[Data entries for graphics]
★ ★ ★ ★

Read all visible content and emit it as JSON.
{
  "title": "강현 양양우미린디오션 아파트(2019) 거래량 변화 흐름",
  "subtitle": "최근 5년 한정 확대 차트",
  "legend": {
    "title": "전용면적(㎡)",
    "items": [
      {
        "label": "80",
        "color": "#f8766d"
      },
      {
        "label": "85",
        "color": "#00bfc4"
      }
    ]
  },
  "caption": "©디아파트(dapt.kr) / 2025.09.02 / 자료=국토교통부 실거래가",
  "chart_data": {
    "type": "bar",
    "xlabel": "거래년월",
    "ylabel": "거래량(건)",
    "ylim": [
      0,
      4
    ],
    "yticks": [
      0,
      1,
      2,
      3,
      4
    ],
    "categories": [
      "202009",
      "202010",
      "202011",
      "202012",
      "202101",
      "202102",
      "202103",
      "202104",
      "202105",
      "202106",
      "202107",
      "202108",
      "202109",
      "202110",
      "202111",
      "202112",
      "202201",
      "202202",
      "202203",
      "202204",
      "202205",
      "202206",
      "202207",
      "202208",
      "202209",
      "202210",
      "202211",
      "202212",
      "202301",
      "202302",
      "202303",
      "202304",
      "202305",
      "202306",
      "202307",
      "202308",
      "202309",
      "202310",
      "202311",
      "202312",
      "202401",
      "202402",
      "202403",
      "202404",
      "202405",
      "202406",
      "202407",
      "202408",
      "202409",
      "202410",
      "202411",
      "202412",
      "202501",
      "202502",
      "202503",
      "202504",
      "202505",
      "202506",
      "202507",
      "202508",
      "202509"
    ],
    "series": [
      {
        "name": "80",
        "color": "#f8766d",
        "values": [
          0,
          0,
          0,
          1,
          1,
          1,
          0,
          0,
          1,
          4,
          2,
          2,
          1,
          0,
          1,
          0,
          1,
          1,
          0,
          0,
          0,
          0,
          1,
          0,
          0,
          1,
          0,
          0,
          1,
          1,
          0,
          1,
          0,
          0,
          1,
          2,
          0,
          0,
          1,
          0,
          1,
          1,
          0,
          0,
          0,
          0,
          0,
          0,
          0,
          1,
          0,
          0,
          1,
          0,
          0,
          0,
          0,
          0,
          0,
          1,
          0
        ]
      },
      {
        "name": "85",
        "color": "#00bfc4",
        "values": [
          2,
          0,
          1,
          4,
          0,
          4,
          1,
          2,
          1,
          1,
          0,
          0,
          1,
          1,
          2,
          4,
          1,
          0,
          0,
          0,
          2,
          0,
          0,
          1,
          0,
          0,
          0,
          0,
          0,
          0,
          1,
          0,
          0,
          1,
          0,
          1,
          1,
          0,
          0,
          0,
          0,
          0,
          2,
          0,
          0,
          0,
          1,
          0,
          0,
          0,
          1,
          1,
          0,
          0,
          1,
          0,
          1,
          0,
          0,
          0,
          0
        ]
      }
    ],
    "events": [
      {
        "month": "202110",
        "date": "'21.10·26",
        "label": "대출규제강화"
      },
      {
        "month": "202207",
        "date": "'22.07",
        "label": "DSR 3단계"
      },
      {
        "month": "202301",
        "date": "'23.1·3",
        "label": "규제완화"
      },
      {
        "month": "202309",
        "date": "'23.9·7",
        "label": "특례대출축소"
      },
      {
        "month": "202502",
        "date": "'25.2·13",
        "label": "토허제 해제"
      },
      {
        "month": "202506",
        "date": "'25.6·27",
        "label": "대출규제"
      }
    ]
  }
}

★ ★ ★ ★

■ Exercise directions ■
Count every line in the entries above where the word "color" appears; respond with the number alone.

■ Exercise answer ■
4